• What to do: Return the records in full, exactly as given.

[Collected data]
┌────────

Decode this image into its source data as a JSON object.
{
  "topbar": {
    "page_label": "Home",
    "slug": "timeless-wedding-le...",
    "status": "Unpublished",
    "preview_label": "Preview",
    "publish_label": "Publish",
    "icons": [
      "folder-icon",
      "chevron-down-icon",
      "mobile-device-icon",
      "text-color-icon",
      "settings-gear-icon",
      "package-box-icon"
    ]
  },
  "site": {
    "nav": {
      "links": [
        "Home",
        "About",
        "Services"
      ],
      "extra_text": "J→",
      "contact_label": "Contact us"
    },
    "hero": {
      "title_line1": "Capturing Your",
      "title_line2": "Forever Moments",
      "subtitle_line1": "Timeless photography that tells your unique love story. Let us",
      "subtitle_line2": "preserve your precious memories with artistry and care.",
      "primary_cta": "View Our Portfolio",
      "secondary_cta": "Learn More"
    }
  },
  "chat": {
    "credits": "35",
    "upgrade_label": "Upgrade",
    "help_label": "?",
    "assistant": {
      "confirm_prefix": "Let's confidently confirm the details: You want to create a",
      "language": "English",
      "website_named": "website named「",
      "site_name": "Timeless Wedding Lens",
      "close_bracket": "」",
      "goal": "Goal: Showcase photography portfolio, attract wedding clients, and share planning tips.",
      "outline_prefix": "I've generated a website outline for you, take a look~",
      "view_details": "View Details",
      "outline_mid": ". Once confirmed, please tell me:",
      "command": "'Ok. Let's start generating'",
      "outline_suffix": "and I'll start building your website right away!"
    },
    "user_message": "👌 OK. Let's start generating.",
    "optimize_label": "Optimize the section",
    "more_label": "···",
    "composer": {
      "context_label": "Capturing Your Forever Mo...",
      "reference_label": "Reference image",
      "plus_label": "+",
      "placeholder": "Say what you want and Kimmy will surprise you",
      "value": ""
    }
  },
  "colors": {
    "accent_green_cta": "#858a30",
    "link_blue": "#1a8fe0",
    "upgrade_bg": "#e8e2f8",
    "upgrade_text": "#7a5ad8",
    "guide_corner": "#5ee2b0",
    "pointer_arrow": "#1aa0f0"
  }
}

└────────

• Full solution:
Decode this image into its source data as a JSON object.
{
  "topbar": {
    "page_label": "Home",
    "slug": "timeless-wedding-le...",
    "status": "Unpublished",
    "preview_label": "Preview",
    "publish_label": "Publish",
    "icons": [
      "folder-icon",
      "chevron-down-icon",
      "mobile-device-icon",
      "text-color-icon",
      "settings-gear-icon",
      "package-box-icon"
    ]
  },
  "site": {
    "nav": {
      "links": [
        "Home",
        "About",
        "Services"
      ],
      "extra_text": "J→",
      "contact_label": "Contact us"
    },
    "hero": {
      "title_line1": "Capturing Your",
      "title_line2": "Forever Moments",
      "subtitle_line1": "Timeless photography that tells your unique love story. Let us",
      "subtitle_line2": "preserve your precious memories with artistry and care.",
      "primary_cta": "View Our Portfolio",
      "secondary_cta": "Learn More"
    }
  },
  "chat": {
    "credits": "35",
    "upgrade_label": "Upgrade",
    "help_label": "?",
    "assistant": {
      "confirm_prefix": "Let's confidently confirm the details: You want to create a",
      "language": "English",
      "website_named": "website named「",
      "site_name": "Timeless Wedding Lens",
      "close_bracket": "」",
      "goal": "Goal: Showcase photography portfolio, attract wedding clients, and share planning tips.",
      "outline_prefix": "I've generated a website outline for you, take a look~",
      "view_details": "View Details",
      "outline_mid": ". Once confirmed, please tell me:",
      "command": "'Ok. Let's start generating'",
      "outline_suffix": "and I'll start building your website right away!"
    },
    "user_message": "👌 OK. Let's start generating.",
    "optimize_label": "Optimize the section",
    "more_label": "···",
    "composer": {
      "context_label": "Capturing Your Forever Mo...",
      "reference_label": "Reference image",
      "plus_label": "+",
      "placeholder": "Say what you want and Kimmy will surprise you",
      "value": ""
    }
  },
  "colors": {
    "accent_green_cta": "#858a30",
    "link_blue": "#1a8fe0",
    "upgrade_bg": "#e8e2f8",
    "upgrade_text": "#7a5ad8",
    "guide_corner": "#5ee2b0",
    "pointer_arrow": "#1aa0f0"
  }
}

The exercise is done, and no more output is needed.